>>>>

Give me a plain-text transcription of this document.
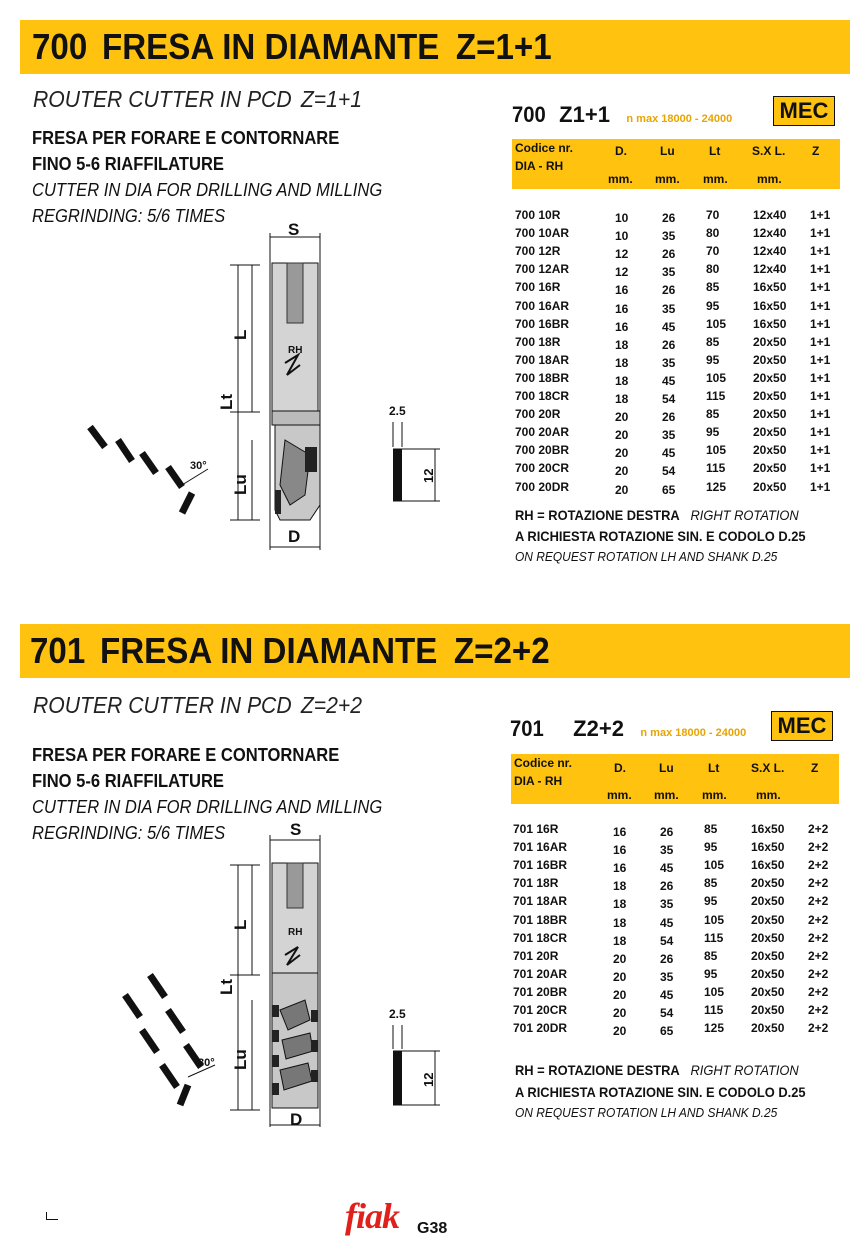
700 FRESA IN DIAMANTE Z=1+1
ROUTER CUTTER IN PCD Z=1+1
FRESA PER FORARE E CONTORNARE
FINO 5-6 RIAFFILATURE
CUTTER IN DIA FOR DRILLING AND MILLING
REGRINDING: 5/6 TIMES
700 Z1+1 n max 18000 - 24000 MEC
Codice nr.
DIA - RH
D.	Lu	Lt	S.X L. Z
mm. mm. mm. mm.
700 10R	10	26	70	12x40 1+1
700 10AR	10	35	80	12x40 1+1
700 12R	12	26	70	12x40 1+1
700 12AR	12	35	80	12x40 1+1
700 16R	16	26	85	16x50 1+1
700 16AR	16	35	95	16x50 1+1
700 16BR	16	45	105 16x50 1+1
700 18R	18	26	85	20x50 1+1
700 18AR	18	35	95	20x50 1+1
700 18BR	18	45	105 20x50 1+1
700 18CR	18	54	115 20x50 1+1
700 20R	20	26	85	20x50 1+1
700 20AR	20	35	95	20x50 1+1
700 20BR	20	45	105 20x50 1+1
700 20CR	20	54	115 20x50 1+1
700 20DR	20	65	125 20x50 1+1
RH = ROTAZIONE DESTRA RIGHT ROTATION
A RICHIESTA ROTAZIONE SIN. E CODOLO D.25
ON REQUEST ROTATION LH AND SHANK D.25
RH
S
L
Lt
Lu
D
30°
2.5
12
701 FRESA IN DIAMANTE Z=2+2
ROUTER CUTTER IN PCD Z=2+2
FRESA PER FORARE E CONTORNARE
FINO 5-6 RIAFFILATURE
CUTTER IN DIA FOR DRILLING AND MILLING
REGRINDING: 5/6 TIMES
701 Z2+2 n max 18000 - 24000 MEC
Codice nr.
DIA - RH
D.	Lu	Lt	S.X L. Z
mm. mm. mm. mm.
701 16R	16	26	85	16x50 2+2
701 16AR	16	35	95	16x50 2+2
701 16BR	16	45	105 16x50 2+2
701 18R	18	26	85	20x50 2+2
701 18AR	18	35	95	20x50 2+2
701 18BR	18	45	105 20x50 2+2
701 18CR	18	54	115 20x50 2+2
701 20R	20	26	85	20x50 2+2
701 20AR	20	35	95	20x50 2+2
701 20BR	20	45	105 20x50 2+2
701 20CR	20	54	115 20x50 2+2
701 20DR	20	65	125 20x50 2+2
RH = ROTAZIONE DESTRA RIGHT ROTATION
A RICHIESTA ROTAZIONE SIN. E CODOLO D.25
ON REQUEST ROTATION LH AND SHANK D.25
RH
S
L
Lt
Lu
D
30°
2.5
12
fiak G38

<<<<

■ WHAT IS BEING ASKED ■
Quote all the records verbatim, dropping any pictures from your copy.

■ SOLUTION TO THIS EXERCISE ■
Give me a plain-text transcription of this document.
700 FRESA IN DIAMANTE Z=1+1
ROUTER CUTTER IN PCD Z=1+1
FRESA PER FORARE E CONTORNARE
FINO 5-6 RIAFFILATURE
CUTTER IN DIA FOR DRILLING AND MILLING
REGRINDING: 5/6 TIMES
700 Z1+1 n max 18000 - 24000 MEC
Codice nr.
DIA - RH
D.	Lu	Lt	S.X L. Z
mm. mm. mm. mm.
700 10R	10	26	70	12x40 1+1
700 10AR	10	35	80	12x40 1+1
700 12R	12	26	70	12x40 1+1
700 12AR	12	35	80	12x40 1+1
700 16R	16	26	85	16x50 1+1
700 16AR	16	35	95	16x50 1+1
700 16BR	16	45	105 16x50 1+1
700 18R	18	26	85	20x50 1+1
700 18AR	18	35	95	20x50 1+1
700 18BR	18	45	105 20x50 1+1
700 18CR	18	54	115 20x50 1+1
700 20R	20	26	85	20x50 1+1
700 20AR	20	35	95	20x50 1+1
700 20BR	20	45	105 20x50 1+1
700 20CR	20	54	115 20x50 1+1
700 20DR	20	65	125 20x50 1+1
RH = ROTAZIONE DESTRA RIGHT ROTATION
A RICHIESTA ROTAZIONE SIN. E CODOLO D.25
ON REQUEST ROTATION LH AND SHANK D.25
RH
S
L
Lt
Lu
D
30°
2.5
12
701 FRESA IN DIAMANTE Z=2+2
ROUTER CUTTER IN PCD Z=2+2
FRESA PER FORARE E CONTORNARE
FINO 5-6 RIAFFILATURE
CUTTER IN DIA FOR DRILLING AND MILLING
REGRINDING: 5/6 TIMES
701 Z2+2 n max 18000 - 24000 MEC
Codice nr.
DIA - RH
D.	Lu	Lt	S.X L. Z
mm. mm. mm. mm.
701 16R	16	26	85	16x50 2+2
701 16AR	16	35	95	16x50 2+2
701 16BR	16	45	105 16x50 2+2
701 18R	18	26	85	20x50 2+2
701 18AR	18	35	95	20x50 2+2
701 18BR	18	45	105 20x50 2+2
701 18CR	18	54	115 20x50 2+2
701 20R	20	26	85	20x50 2+2
701 20AR	20	35	95	20x50 2+2
701 20BR	20	45	105 20x50 2+2
701 20CR	20	54	115 20x50 2+2
701 20DR	20	65	125 20x50 2+2
RH = ROTAZIONE DESTRA RIGHT ROTATION
A RICHIESTA ROTAZIONE SIN. E CODOLO D.25
ON REQUEST ROTATION LH AND SHANK D.25
RH
S
L
Lt
Lu
D
30°
2.5
12
fiak G38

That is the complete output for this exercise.